====== Working data
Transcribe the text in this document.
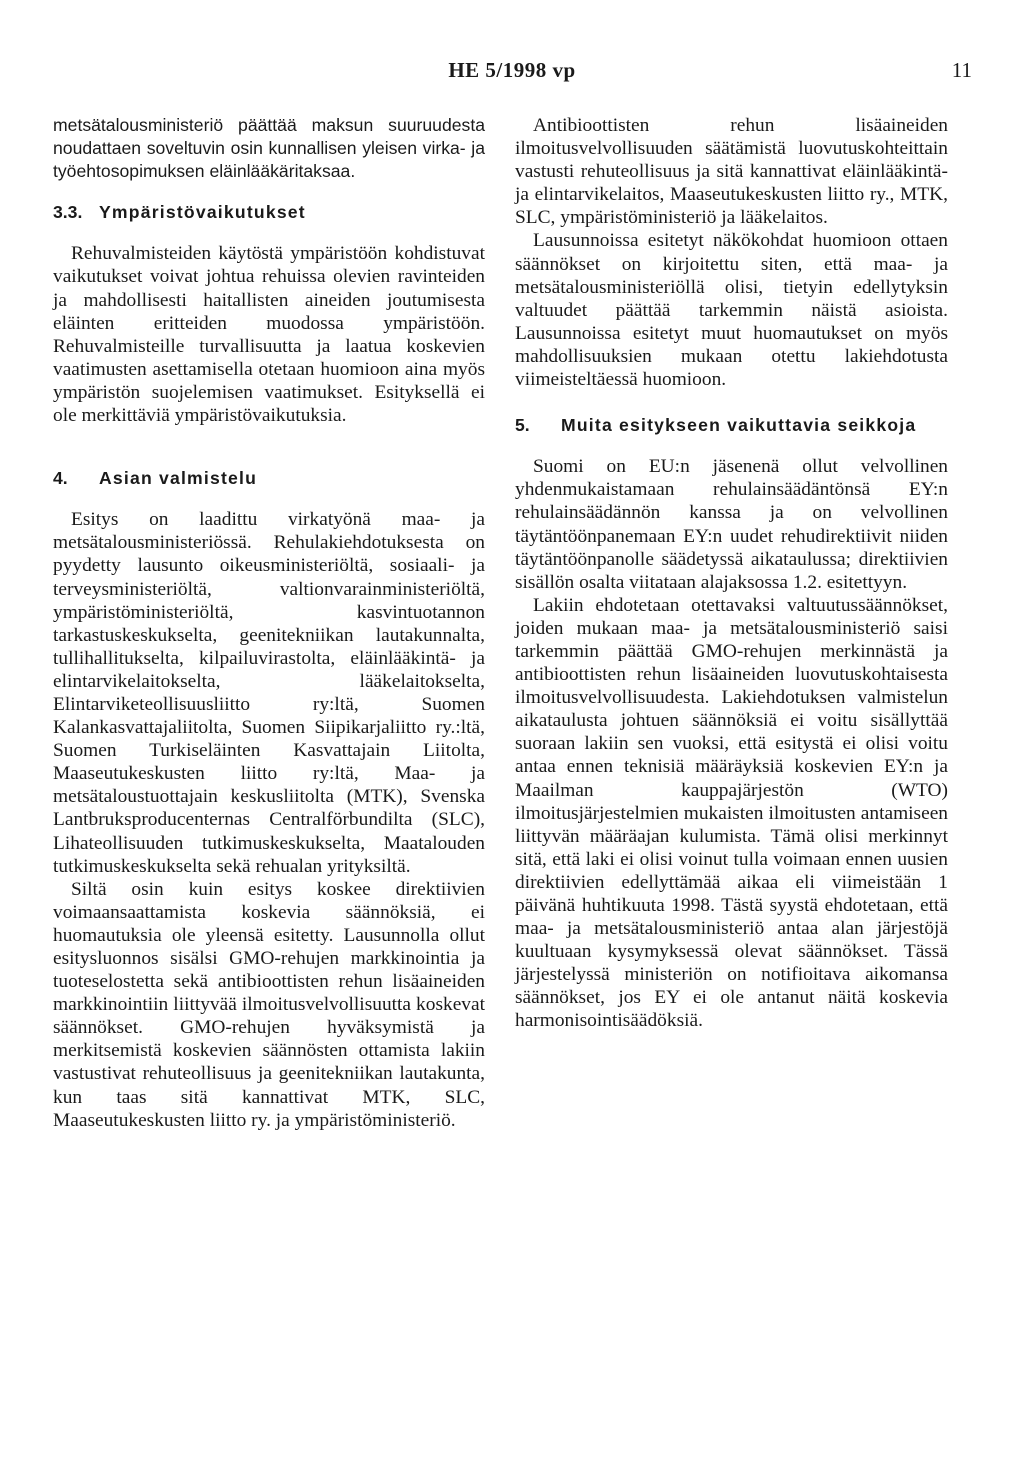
HE 5/1998 vp	11

metsätalousministeriö päättää maksun suuruudesta noudattaen soveltuvin osin kunnallisen yleisen virka- ja työehtosopimuksen eläinlääkäritaksaa.

3.3. Ympäristövaikutukset

Rehuvalmisteiden käytöstä ympäristöön kohdistuvat vaikutukset voivat johtua rehuissa olevien ravinteiden ja mahdollisesti haitallisten aineiden joutumisesta eläinten eritteiden muodossa ympäristöön. Rehuvalmisteille turvallisuutta ja laatua koskevien vaatimusten asettamisella otetaan huomioon aina myös ympäristön suojelemisen vaatimukset. Esityksellä ei ole merkittäviä ympäristövaikutuksia.

4. Asian valmistelu

Esitys on laadittu virkatyönä maa- ja metsätalousministeriössä. Rehulakiehdotuksesta on pyydetty lausunto oikeusministeriöltä, sosiaali- ja terveysministeriöltä, valtionvarainministeriöltä, ympäristöministeriöltä, kasvintuotannon tarkastuskeskukselta, geenitekniikan lautakunnalta, tullihallitukselta, kilpailuvirastolta, eläinlääkintä- ja elintarvikelaitokselta, lääkelaitokselta, Elintarviketeollisuusliitto ry:ltä, Suomen Kalankasvattajaliitolta, Suomen Siipikarjaliitto ry.:ltä, Suomen Turkiseläinten Kasvattajain Liitolta, Maaseutukeskusten liitto ry:ltä, Maa- ja metsätaloustuottajain keskusliitolta (MTK), Svenska Lantbruksproducenternas Centralförbundilta (SLC), Lihateollisuuden tutkimuskeskukselta, Maatalouden tutkimuskeskukselta sekä rehualan yrityksiltä.

Siltä osin kuin esitys koskee direktiivien voimaansaattamista koskevia säännöksiä, ei huomautuksia ole yleensä esitetty. Lausunnolla ollut esitysluonnos sisälsi GMO-rehujen markkinointia ja tuoteselostetta sekä antibioottisten rehun lisäaineiden markkinointiin liittyvää ilmoitusvelvollisuutta koskevat säännökset. GMO-rehujen hyväksymistä ja merkitsemistä koskevien säännösten ottamista lakiin vastustivat rehuteollisuus ja geenitekniikan lautakunta, kun taas sitä kannattivat MTK, SLC, Maaseutukeskusten liitto ry. ja ympäristöministeriö.

Antibioottisten rehun lisäaineiden ilmoitusvelvollisuuden säätämistä luovutuskohteittain vastusti rehuteollisuus ja sitä kannattivat eläinlääkintä- ja elintarvikelaitos, Maaseutukeskusten liitto ry., MTK, SLC, ympäristöministeriö ja lääkelaitos.

Lausunnoissa esitetyt näkökohdat huomioon ottaen säännökset on kirjoitettu siten, että maa- ja metsätalousministeriöllä olisi, tietyin edellytyksin valtuudet päättää tarkemmin näistä asioista. Lausunnoissa esitetyt muut huomautukset on myös mahdollisuuksien mukaan otettu lakiehdotusta viimeisteltäessä huomioon.

5.	Muita esitykseen vaikuttavia seikkoja

Suomi on EU:n jäsenenä ollut velvollinen yhdenmukaistamaan rehulainsäädäntönsä EY:n rehulainsäädännön kanssa ja on velvollinen täytäntöönpanemaan EY:n uudet rehudirektiivit niiden täytäntöönpanolle säädetyssä aikataulussa; direktiivien sisällön osalta viitataan alajaksossa 1.2. esitettyyn.

Lakiin ehdotetaan otettavaksi valtuutussäännökset, joiden mukaan maa- ja metsätalousministeriö saisi tarkemmin päättää GMO-rehujen merkinnästä ja antibioottisten rehun lisäaineiden luovutuskohtaisesta ilmoitusvelvollisuudesta. Lakiehdotuksen valmistelun aikataulusta johtuen säännöksiä ei voitu sisällyttää suoraan lakiin sen vuoksi, että esitystä ei olisi voitu antaa ennen teknisiä määräyksiä koskevien EY:n ja Maailman kauppajärjestön (WTO) ilmoitusjärjestelmien mukaisten ilmoitusten antamiseen liittyvän määräajan kulumista. Tämä olisi merkinnyt sitä, että laki ei olisi voinut tulla voimaan ennen uusien direktiivien edellyttämää aikaa eli viimeistään 1 päivänä huhtikuuta 1998. Tästä syystä ehdotetaan, että maa- ja metsätalousministeriö antaa alan järjestöjä kuultuaan kysymyksessä olevat säännökset. Tässä järjestelyssä ministeriön on notifioitava aikomansa säännökset, jos EY ei ole antanut näitä koskevia harmonisointisäädöksiä.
============
Above are records to transcribe exactly; leave their pictures out.

→ Result below
Transcribe the text in this document.
HE 5/1998 vp	11

metsätalousministeriö päättää maksun suuruudesta noudattaen soveltuvin osin kunnallisen yleisen virka- ja työehtosopimuksen eläinlääkäritaksaa.

3.3. Ympäristövaikutukset

Rehuvalmisteiden käytöstä ympäristöön kohdistuvat vaikutukset voivat johtua rehuissa olevien ravinteiden ja mahdollisesti haitallisten aineiden joutumisesta eläinten eritteiden muodossa ympäristöön. Rehuvalmisteille turvallisuutta ja laatua koskevien vaatimusten asettamisella otetaan huomioon aina myös ympäristön suojelemisen vaatimukset. Esityksellä ei ole merkittäviä ympäristövaikutuksia.

4. Asian valmistelu

Esitys on laadittu virkatyönä maa- ja metsätalousministeriössä. Rehulakiehdotuksesta on pyydetty lausunto oikeusministeriöltä, sosiaali- ja terveysministeriöltä, valtionvarainministeriöltä, ympäristöministeriöltä, kasvintuotannon tarkastuskeskukselta, geenitekniikan lautakunnalta, tullihallitukselta, kilpailuvirastolta, eläinlääkintä- ja elintarvikelaitokselta, lääkelaitokselta, Elintarviketeollisuusliitto ry:ltä, Suomen Kalankasvattajaliitolta, Suomen Siipikarjaliitto ry.:ltä, Suomen Turkiseläinten Kasvattajain Liitolta, Maaseutukeskusten liitto ry:ltä, Maa- ja metsätaloustuottajain keskusliitolta (MTK), Svenska Lantbruksproducenternas Centralförbundilta (SLC), Lihateollisuuden tutkimuskeskukselta, Maatalouden tutkimuskeskukselta sekä rehualan yrityksiltä.

Siltä osin kuin esitys koskee direktiivien voimaansaattamista koskevia säännöksiä, ei huomautuksia ole yleensä esitetty. Lausunnolla ollut esitysluonnos sisälsi GMO-rehujen markkinointia ja tuoteselostetta sekä antibioottisten rehun lisäaineiden markkinointiin liittyvää ilmoitusvelvollisuutta koskevat säännökset. GMO-rehujen hyväksymistä ja merkitsemistä koskevien säännösten ottamista lakiin vastustivat rehuteollisuus ja geenitekniikan lautakunta, kun taas sitä kannattivat MTK, SLC, Maaseutukeskusten liitto ry. ja ympäristöministeriö.

Antibioottisten rehun lisäaineiden ilmoitusvelvollisuuden säätämistä luovutuskohteittain vastusti rehuteollisuus ja sitä kannattivat eläinlääkintä- ja elintarvikelaitos, Maaseutukeskusten liitto ry., MTK, SLC, ympäristöministeriö ja lääkelaitos.

Lausunnoissa esitetyt näkökohdat huomioon ottaen säännökset on kirjoitettu siten, että maa- ja metsätalousministeriöllä olisi, tietyin edellytyksin valtuudet päättää tarkemmin näistä asioista. Lausunnoissa esitetyt muut huomautukset on myös mahdollisuuksien mukaan otettu lakiehdotusta viimeisteltäessä huomioon.

5.	Muita esitykseen vaikuttavia seikkoja

Suomi on EU:n jäsenenä ollut velvollinen yhdenmukaistamaan rehulainsäädäntönsä EY:n rehulainsäädännön kanssa ja on velvollinen täytäntöönpanemaan EY:n uudet rehudirektiivit niiden täytäntöönpanolle säädetyssä aikataulussa; direktiivien sisällön osalta viitataan alajaksossa 1.2. esitettyyn.

Lakiin ehdotetaan otettavaksi valtuutussäännökset, joiden mukaan maa- ja metsätalousministeriö saisi tarkemmin päättää GMO-rehujen merkinnästä ja antibioottisten rehun lisäaineiden luovutuskohtaisesta ilmoitusvelvollisuudesta. Lakiehdotuksen valmistelun aikataulusta johtuen säännöksiä ei voitu sisällyttää suoraan lakiin sen vuoksi, että esitystä ei olisi voitu antaa ennen teknisiä määräyksiä koskevien EY:n ja Maailman kauppajärjestön (WTO) ilmoitusjärjestelmien mukaisten ilmoitusten antamiseen liittyvän määräajan kulumista. Tämä olisi merkinnyt sitä, että laki ei olisi voinut tulla voimaan ennen uusien direktiivien edellyttämää aikaa eli viimeistään 1 päivänä huhtikuuta 1998. Tästä syystä ehdotetaan, että maa- ja metsätalousministeriö antaa alan järjestöjä kuultuaan kysymyksessä olevat säännökset. Tässä järjestelyssä ministeriön on notifioitava aikomansa säännökset, jos EY ei ole antanut näitä koskevia harmonisointisäädöksiä.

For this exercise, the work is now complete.